▼

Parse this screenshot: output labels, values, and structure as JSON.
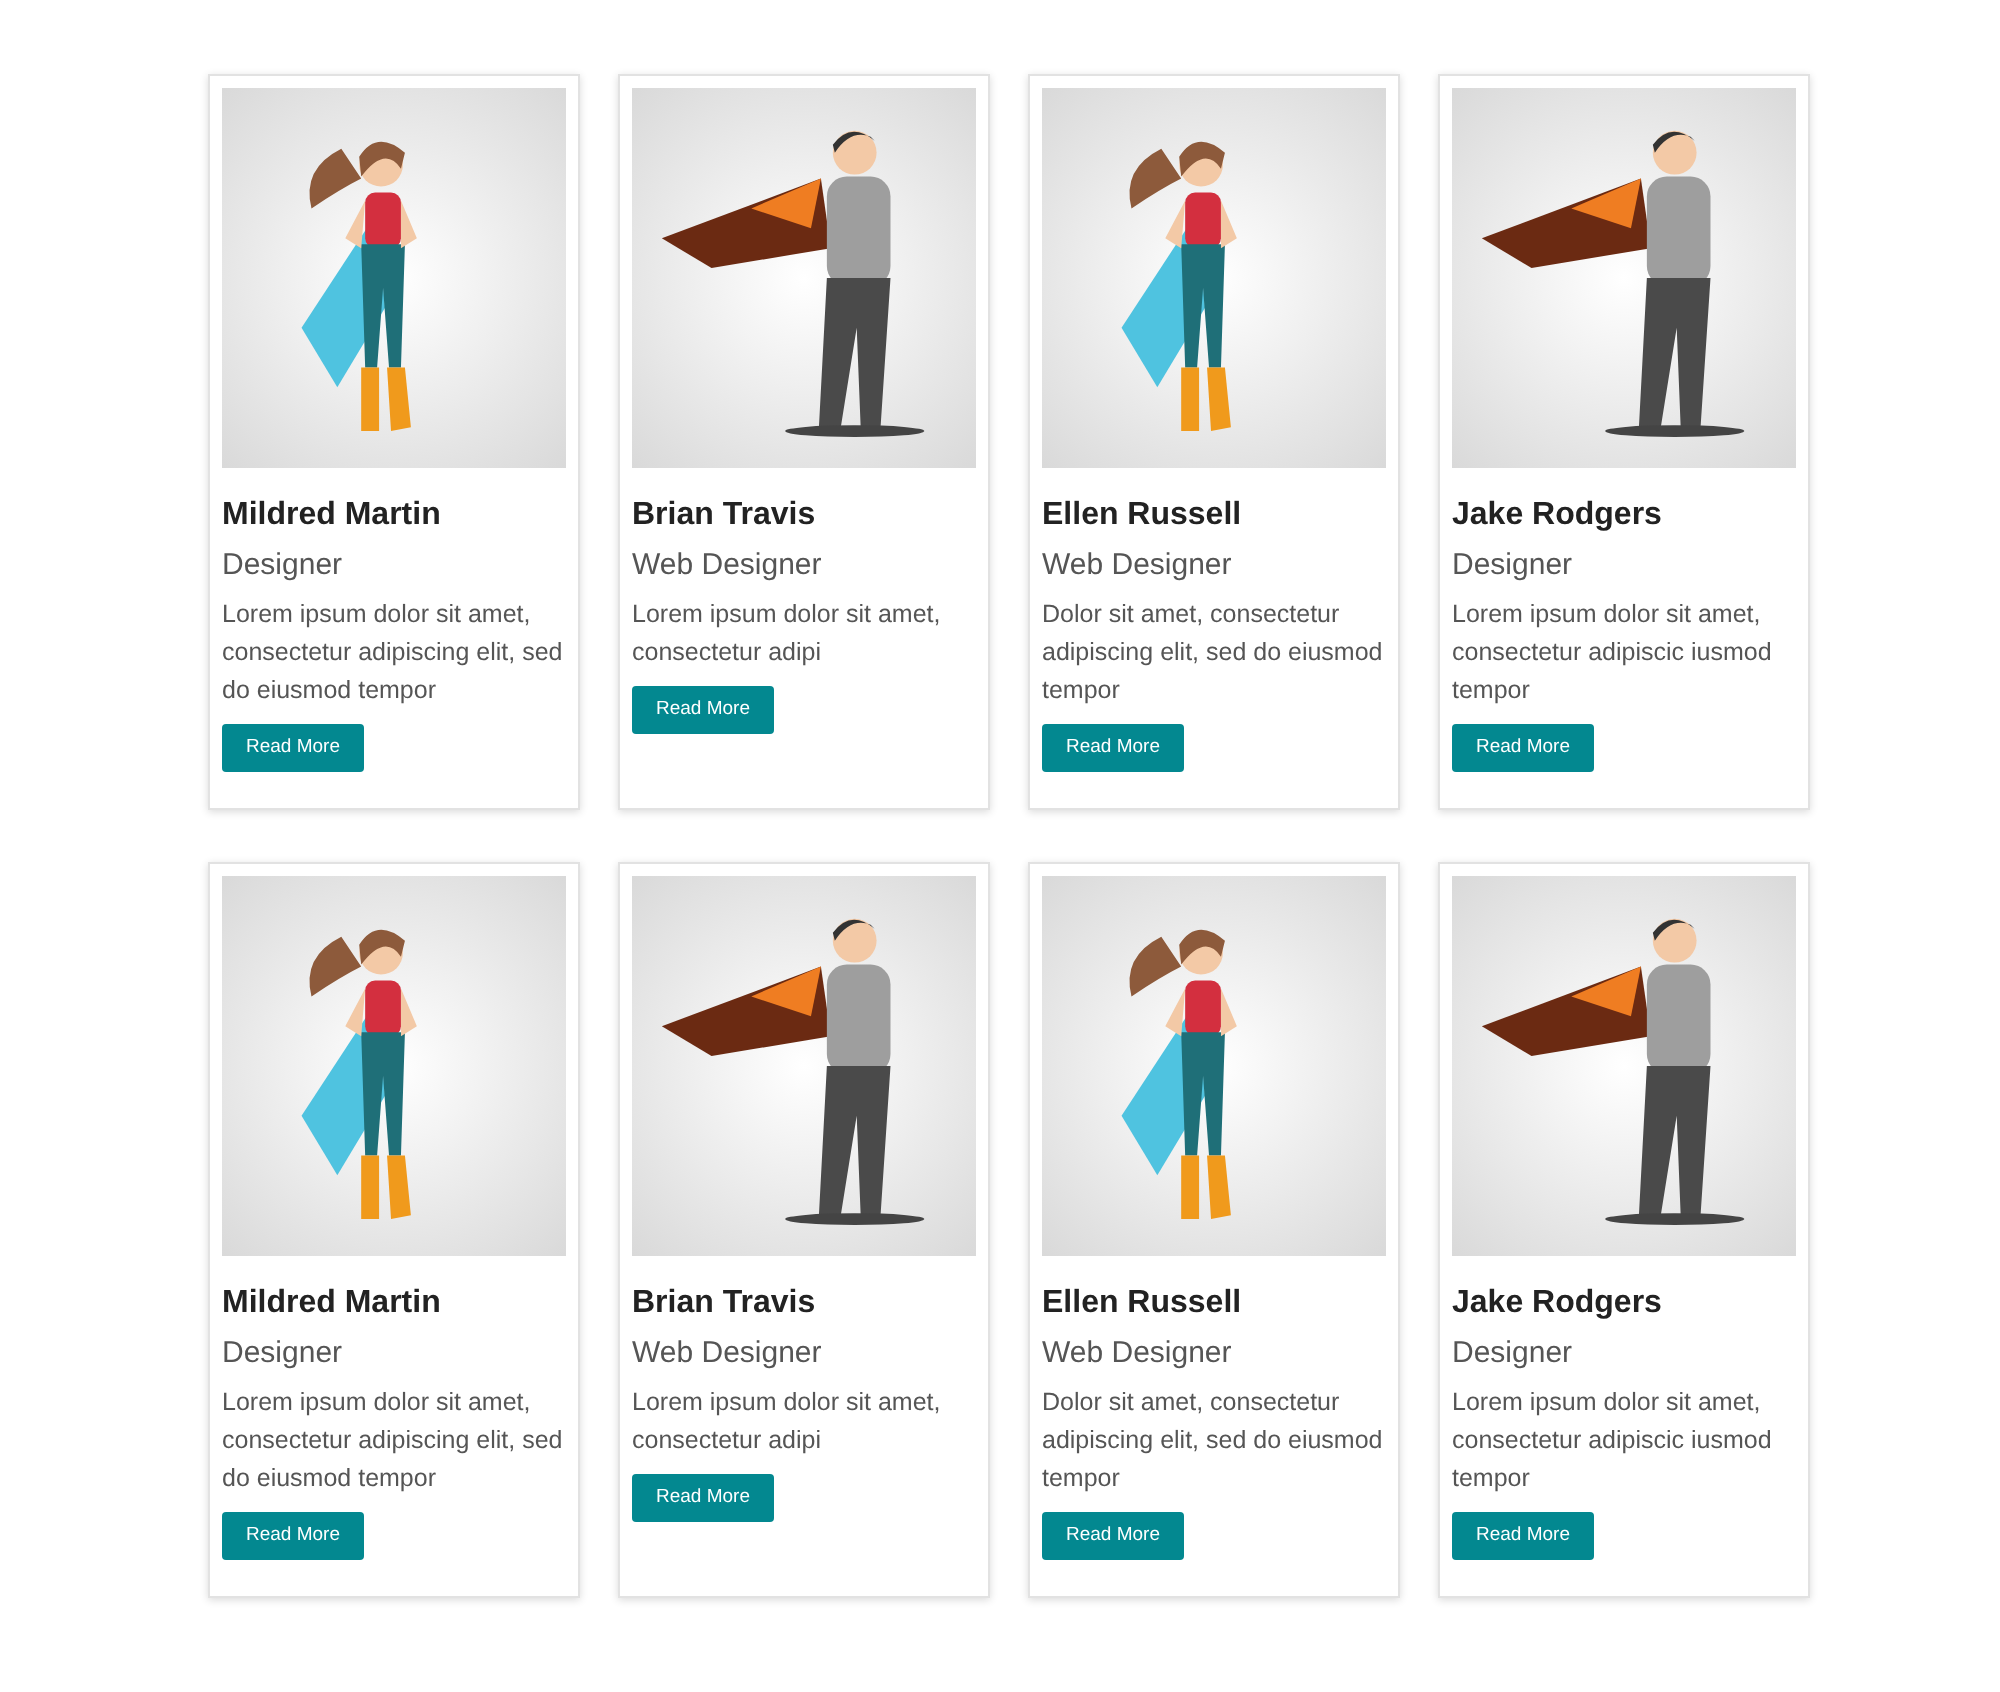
{
  "cards": [
    {
      "kind": "heroine",
      "name": "Mildred Martin",
      "role": "Designer",
      "text": "Lorem ipsum dolor sit amet, consectetur adipiscing elit, sed do eiusmod tempor",
      "button": "Read More"
    },
    {
      "kind": "hero",
      "name": "Brian Travis",
      "role": "Web Designer",
      "text": "Lorem ipsum dolor sit amet, consectetur adipi",
      "button": "Read More"
    },
    {
      "kind": "heroine",
      "name": "Ellen Russell",
      "role": "Web Designer",
      "text": "Dolor sit amet, consectetur adipiscing elit, sed do eiusmod tempor",
      "button": "Read More"
    },
    {
      "kind": "hero",
      "name": "Jake Rodgers",
      "role": "Designer",
      "text": "Lorem ipsum dolor sit amet, consectetur adipiscic iusmod tempor",
      "button": "Read More"
    },
    {
      "kind": "heroine",
      "name": "Mildred Martin",
      "role": "Designer",
      "text": "Lorem ipsum dolor sit amet, consectetur adipiscing elit, sed do eiusmod tempor",
      "button": "Read More"
    },
    {
      "kind": "hero",
      "name": "Brian Travis",
      "role": "Web Designer",
      "text": "Lorem ipsum dolor sit amet, consectetur adipi",
      "button": "Read More"
    },
    {
      "kind": "heroine",
      "name": "Ellen Russell",
      "role": "Web Designer",
      "text": "Dolor sit amet, consectetur adipiscing elit, sed do eiusmod tempor",
      "button": "Read More"
    },
    {
      "kind": "hero",
      "name": "Jake Rodgers",
      "role": "Designer",
      "text": "Lorem ipsum dolor sit amet, consectetur adipiscic iusmod tempor",
      "button": "Read More"
    }
  ]
}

▲

*WRITTEN TASK*
Leave out the pictures and retype every line above exactly.

*WRITTEN RESPONSE*
Parse this screenshot: output labels, values, and structure as JSON.
{
  "cards": [
    {
      "kind": "heroine",
      "name": "Mildred Martin",
      "role": "Designer",
      "text": "Lorem ipsum dolor sit amet, consectetur adipiscing elit, sed do eiusmod tempor",
      "button": "Read More"
    },
    {
      "kind": "hero",
      "name": "Brian Travis",
      "role": "Web Designer",
      "text": "Lorem ipsum dolor sit amet, consectetur adipi",
      "button": "Read More"
    },
    {
      "kind": "heroine",
      "name": "Ellen Russell",
      "role": "Web Designer",
      "text": "Dolor sit amet, consectetur adipiscing elit, sed do eiusmod tempor",
      "button": "Read More"
    },
    {
      "kind": "hero",
      "name": "Jake Rodgers",
      "role": "Designer",
      "text": "Lorem ipsum dolor sit amet, consectetur adipiscic iusmod tempor",
      "button": "Read More"
    },
    {
      "kind": "heroine",
      "name": "Mildred Martin",
      "role": "Designer",
      "text": "Lorem ipsum dolor sit amet, consectetur adipiscing elit, sed do eiusmod tempor",
      "button": "Read More"
    },
    {
      "kind": "hero",
      "name": "Brian Travis",
      "role": "Web Designer",
      "text": "Lorem ipsum dolor sit amet, consectetur adipi",
      "button": "Read More"
    },
    {
      "kind": "heroine",
      "name": "Ellen Russell",
      "role": "Web Designer",
      "text": "Dolor sit amet, consectetur adipiscing elit, sed do eiusmod tempor",
      "button": "Read More"
    },
    {
      "kind": "hero",
      "name": "Jake Rodgers",
      "role": "Designer",
      "text": "Lorem ipsum dolor sit amet, consectetur adipiscic iusmod tempor",
      "button": "Read More"
    }
  ]
}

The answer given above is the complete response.